_Task goal_
Give the data again in its entirety, exactly as provided.

_The data_
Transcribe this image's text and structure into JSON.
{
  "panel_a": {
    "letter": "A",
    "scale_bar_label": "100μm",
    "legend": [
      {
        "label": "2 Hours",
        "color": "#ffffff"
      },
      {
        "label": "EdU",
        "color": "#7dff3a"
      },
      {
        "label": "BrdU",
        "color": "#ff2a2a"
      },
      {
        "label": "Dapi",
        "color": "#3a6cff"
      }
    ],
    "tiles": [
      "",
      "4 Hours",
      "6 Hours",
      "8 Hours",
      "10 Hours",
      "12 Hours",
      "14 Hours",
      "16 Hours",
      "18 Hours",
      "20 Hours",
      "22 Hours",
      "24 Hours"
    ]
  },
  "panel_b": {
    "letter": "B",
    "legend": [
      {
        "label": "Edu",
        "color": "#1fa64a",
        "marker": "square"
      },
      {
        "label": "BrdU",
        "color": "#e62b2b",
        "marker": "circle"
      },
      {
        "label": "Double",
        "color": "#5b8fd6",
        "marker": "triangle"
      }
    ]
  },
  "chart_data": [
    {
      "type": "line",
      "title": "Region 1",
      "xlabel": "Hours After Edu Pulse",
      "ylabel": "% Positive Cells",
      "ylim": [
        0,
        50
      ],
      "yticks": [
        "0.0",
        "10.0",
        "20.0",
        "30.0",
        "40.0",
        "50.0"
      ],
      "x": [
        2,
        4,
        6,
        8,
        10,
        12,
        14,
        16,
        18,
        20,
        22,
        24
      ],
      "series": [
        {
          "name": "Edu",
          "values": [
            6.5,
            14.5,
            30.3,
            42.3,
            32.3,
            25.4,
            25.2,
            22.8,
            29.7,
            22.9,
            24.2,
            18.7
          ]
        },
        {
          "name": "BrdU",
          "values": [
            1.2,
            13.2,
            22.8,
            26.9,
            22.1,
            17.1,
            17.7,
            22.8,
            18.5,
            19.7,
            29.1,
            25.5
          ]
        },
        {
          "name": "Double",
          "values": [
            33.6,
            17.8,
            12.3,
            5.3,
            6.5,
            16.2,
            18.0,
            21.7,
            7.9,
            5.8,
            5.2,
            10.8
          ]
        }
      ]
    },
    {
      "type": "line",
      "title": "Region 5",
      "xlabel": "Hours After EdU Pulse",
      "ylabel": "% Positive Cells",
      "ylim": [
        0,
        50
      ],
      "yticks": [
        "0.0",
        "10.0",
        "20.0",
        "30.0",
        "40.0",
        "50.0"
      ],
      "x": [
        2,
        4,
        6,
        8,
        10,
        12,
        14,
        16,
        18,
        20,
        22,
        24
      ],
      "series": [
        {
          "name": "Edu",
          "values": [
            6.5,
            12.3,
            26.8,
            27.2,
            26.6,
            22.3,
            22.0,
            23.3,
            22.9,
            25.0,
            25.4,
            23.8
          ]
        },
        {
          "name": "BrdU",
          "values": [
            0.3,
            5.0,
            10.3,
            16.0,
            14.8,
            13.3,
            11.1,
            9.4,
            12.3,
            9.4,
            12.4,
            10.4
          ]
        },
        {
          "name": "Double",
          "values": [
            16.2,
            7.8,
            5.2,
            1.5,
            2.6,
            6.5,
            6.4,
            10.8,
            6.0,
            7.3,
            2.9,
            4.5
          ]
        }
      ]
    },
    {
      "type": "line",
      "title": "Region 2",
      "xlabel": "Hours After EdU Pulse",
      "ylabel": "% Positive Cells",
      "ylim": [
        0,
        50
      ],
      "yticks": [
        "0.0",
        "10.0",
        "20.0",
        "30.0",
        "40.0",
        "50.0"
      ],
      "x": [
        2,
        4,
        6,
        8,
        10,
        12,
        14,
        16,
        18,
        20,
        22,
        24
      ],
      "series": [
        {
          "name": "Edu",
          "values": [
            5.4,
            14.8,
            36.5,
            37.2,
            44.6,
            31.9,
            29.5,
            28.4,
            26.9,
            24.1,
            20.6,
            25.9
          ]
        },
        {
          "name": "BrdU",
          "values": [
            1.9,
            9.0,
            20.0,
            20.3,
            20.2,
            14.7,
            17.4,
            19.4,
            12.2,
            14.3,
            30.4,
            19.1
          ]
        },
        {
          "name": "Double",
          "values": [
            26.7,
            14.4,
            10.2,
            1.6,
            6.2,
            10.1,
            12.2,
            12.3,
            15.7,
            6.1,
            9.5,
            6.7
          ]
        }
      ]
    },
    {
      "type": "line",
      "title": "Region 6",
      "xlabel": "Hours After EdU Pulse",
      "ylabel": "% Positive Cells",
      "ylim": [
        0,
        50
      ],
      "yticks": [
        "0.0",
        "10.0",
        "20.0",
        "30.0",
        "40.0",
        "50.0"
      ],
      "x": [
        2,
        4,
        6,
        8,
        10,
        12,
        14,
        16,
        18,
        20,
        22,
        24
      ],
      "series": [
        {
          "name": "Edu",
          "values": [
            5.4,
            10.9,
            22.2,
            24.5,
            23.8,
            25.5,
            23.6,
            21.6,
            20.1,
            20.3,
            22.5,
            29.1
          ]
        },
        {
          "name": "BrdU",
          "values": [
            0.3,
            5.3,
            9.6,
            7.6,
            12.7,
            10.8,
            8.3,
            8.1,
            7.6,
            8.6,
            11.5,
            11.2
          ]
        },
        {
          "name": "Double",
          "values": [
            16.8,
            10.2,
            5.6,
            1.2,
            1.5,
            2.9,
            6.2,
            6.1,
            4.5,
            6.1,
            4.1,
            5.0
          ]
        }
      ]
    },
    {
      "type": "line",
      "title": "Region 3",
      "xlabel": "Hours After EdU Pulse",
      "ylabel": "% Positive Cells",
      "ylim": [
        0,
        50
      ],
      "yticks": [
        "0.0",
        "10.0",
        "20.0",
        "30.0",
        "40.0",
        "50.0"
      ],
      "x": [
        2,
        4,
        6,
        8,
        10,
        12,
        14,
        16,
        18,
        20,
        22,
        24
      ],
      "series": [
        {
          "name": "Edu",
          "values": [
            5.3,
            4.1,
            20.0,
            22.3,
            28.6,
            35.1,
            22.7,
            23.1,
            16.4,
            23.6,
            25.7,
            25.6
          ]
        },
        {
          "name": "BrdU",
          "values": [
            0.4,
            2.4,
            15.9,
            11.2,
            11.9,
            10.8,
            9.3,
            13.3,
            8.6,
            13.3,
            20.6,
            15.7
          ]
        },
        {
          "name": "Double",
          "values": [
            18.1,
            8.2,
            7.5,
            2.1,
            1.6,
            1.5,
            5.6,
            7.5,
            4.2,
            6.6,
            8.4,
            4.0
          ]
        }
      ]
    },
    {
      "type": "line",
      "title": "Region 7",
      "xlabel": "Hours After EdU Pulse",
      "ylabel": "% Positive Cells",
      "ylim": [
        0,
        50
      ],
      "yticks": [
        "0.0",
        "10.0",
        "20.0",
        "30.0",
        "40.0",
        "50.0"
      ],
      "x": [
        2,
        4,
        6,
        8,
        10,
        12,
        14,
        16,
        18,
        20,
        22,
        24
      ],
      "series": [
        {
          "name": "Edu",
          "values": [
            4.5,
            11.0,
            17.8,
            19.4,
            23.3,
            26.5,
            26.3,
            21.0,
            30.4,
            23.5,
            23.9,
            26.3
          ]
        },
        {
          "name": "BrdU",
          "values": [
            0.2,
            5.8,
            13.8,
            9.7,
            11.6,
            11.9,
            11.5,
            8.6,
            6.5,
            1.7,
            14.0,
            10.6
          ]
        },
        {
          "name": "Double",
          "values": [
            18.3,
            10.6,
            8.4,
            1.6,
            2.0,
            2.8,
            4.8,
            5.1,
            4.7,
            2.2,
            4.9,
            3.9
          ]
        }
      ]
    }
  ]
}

_Response to the exercise_
Transcribe this image's text and structure into JSON.
{
  "panel_a": {
    "letter": "A",
    "scale_bar_label": "100μm",
    "legend": [
      {
        "label": "2 Hours",
        "color": "#ffffff"
      },
      {
        "label": "EdU",
        "color": "#7dff3a"
      },
      {
        "label": "BrdU",
        "color": "#ff2a2a"
      },
      {
        "label": "Dapi",
        "color": "#3a6cff"
      }
    ],
    "tiles": [
      "",
      "4 Hours",
      "6 Hours",
      "8 Hours",
      "10 Hours",
      "12 Hours",
      "14 Hours",
      "16 Hours",
      "18 Hours",
      "20 Hours",
      "22 Hours",
      "24 Hours"
    ]
  },
  "panel_b": {
    "letter": "B",
    "legend": [
      {
        "label": "Edu",
        "color": "#1fa64a",
        "marker": "square"
      },
      {
        "label": "BrdU",
        "color": "#e62b2b",
        "marker": "circle"
      },
      {
        "label": "Double",
        "color": "#5b8fd6",
        "marker": "triangle"
      }
    ]
  },
  "chart_data": [
    {
      "type": "line",
      "title": "Region 1",
      "xlabel": "Hours After Edu Pulse",
      "ylabel": "% Positive Cells",
      "ylim": [
        0,
        50
      ],
      "yticks": [
        "0.0",
        "10.0",
        "20.0",
        "30.0",
        "40.0",
        "50.0"
      ],
      "x": [
        2,
        4,
        6,
        8,
        10,
        12,
        14,
        16,
        18,
        20,
        22,
        24
      ],
      "series": [
        {
          "name": "Edu",
          "values": [
            6.5,
            14.5,
            30.3,
            42.3,
            32.3,
            25.4,
            25.2,
            22.8,
            29.7,
            22.9,
            24.2,
            18.7
          ]
        },
        {
          "name": "BrdU",
          "values": [
            1.2,
            13.2,
            22.8,
            26.9,
            22.1,
            17.1,
            17.7,
            22.8,
            18.5,
            19.7,
            29.1,
            25.5
          ]
        },
        {
          "name": "Double",
          "values": [
            33.6,
            17.8,
            12.3,
            5.3,
            6.5,
            16.2,
            18.0,
            21.7,
            7.9,
            5.8,
            5.2,
            10.8
          ]
        }
      ]
    },
    {
      "type": "line",
      "title": "Region 5",
      "xlabel": "Hours After EdU Pulse",
      "ylabel": "% Positive Cells",
      "ylim": [
        0,
        50
      ],
      "yticks": [
        "0.0",
        "10.0",
        "20.0",
        "30.0",
        "40.0",
        "50.0"
      ],
      "x": [
        2,
        4,
        6,
        8,
        10,
        12,
        14,
        16,
        18,
        20,
        22,
        24
      ],
      "series": [
        {
          "name": "Edu",
          "values": [
            6.5,
            12.3,
            26.8,
            27.2,
            26.6,
            22.3,
            22.0,
            23.3,
            22.9,
            25.0,
            25.4,
            23.8
          ]
        },
        {
          "name": "BrdU",
          "values": [
            0.3,
            5.0,
            10.3,
            16.0,
            14.8,
            13.3,
            11.1,
            9.4,
            12.3,
            9.4,
            12.4,
            10.4
          ]
        },
        {
          "name": "Double",
          "values": [
            16.2,
            7.8,
            5.2,
            1.5,
            2.6,
            6.5,
            6.4,
            10.8,
            6.0,
            7.3,
            2.9,
            4.5
          ]
        }
      ]
    },
    {
      "type": "line",
      "title": "Region 2",
      "xlabel": "Hours After EdU Pulse",
      "ylabel": "% Positive Cells",
      "ylim": [
        0,
        50
      ],
      "yticks": [
        "0.0",
        "10.0",
        "20.0",
        "30.0",
        "40.0",
        "50.0"
      ],
      "x": [
        2,
        4,
        6,
        8,
        10,
        12,
        14,
        16,
        18,
        20,
        22,
        24
      ],
      "series": [
        {
          "name": "Edu",
          "values": [
            5.4,
            14.8,
            36.5,
            37.2,
            44.6,
            31.9,
            29.5,
            28.4,
            26.9,
            24.1,
            20.6,
            25.9
          ]
        },
        {
          "name": "BrdU",
          "values": [
            1.9,
            9.0,
            20.0,
            20.3,
            20.2,
            14.7,
            17.4,
            19.4,
            12.2,
            14.3,
            30.4,
            19.1
          ]
        },
        {
          "name": "Double",
          "values": [
            26.7,
            14.4,
            10.2,
            1.6,
            6.2,
            10.1,
            12.2,
            12.3,
            15.7,
            6.1,
            9.5,
            6.7
          ]
        }
      ]
    },
    {
      "type": "line",
      "title": "Region 6",
      "xlabel": "Hours After EdU Pulse",
      "ylabel": "% Positive Cells",
      "ylim": [
        0,
        50
      ],
      "yticks": [
        "0.0",
        "10.0",
        "20.0",
        "30.0",
        "40.0",
        "50.0"
      ],
      "x": [
        2,
        4,
        6,
        8,
        10,
        12,
        14,
        16,
        18,
        20,
        22,
        24
      ],
      "series": [
        {
          "name": "Edu",
          "values": [
            5.4,
            10.9,
            22.2,
            24.5,
            23.8,
            25.5,
            23.6,
            21.6,
            20.1,
            20.3,
            22.5,
            29.1
          ]
        },
        {
          "name": "BrdU",
          "values": [
            0.3,
            5.3,
            9.6,
            7.6,
            12.7,
            10.8,
            8.3,
            8.1,
            7.6,
            8.6,
            11.5,
            11.2
          ]
        },
        {
          "name": "Double",
          "values": [
            16.8,
            10.2,
            5.6,
            1.2,
            1.5,
            2.9,
            6.2,
            6.1,
            4.5,
            6.1,
            4.1,
            5.0
          ]
        }
      ]
    },
    {
      "type": "line",
      "title": "Region 3",
      "xlabel": "Hours After EdU Pulse",
      "ylabel": "% Positive Cells",
      "ylim": [
        0,
        50
      ],
      "yticks": [
        "0.0",
        "10.0",
        "20.0",
        "30.0",
        "40.0",
        "50.0"
      ],
      "x": [
        2,
        4,
        6,
        8,
        10,
        12,
        14,
        16,
        18,
        20,
        22,
        24
      ],
      "series": [
        {
          "name": "Edu",
          "values": [
            5.3,
            4.1,
            20.0,
            22.3,
            28.6,
            35.1,
            22.7,
            23.1,
            16.4,
            23.6,
            25.7,
            25.6
          ]
        },
        {
          "name": "BrdU",
          "values": [
            0.4,
            2.4,
            15.9,
            11.2,
            11.9,
            10.8,
            9.3,
            13.3,
            8.6,
            13.3,
            20.6,
            15.7
          ]
        },
        {
          "name": "Double",
          "values": [
            18.1,
            8.2,
            7.5,
            2.1,
            1.6,
            1.5,
            5.6,
            7.5,
            4.2,
            6.6,
            8.4,
            4.0
          ]
        }
      ]
    },
    {
      "type": "line",
      "title": "Region 7",
      "xlabel": "Hours After EdU Pulse",
      "ylabel": "% Positive Cells",
      "ylim": [
        0,
        50
      ],
      "yticks": [
        "0.0",
        "10.0",
        "20.0",
        "30.0",
        "40.0",
        "50.0"
      ],
      "x": [
        2,
        4,
        6,
        8,
        10,
        12,
        14,
        16,
        18,
        20,
        22,
        24
      ],
      "series": [
        {
          "name": "Edu",
          "values": [
            4.5,
            11.0,
            17.8,
            19.4,
            23.3,
            26.5,
            26.3,
            21.0,
            30.4,
            23.5,
            23.9,
            26.3
          ]
        },
        {
          "name": "BrdU",
          "values": [
            0.2,
            5.8,
            13.8,
            9.7,
            11.6,
            11.9,
            11.5,
            8.6,
            6.5,
            1.7,
            14.0,
            10.6
          ]
        },
        {
          "name": "Double",
          "values": [
            18.3,
            10.6,
            8.4,
            1.6,
            2.0,
            2.8,
            4.8,
            5.1,
            4.7,
            2.2,
            4.9,
            3.9
          ]
        }
      ]
    }
  ]
}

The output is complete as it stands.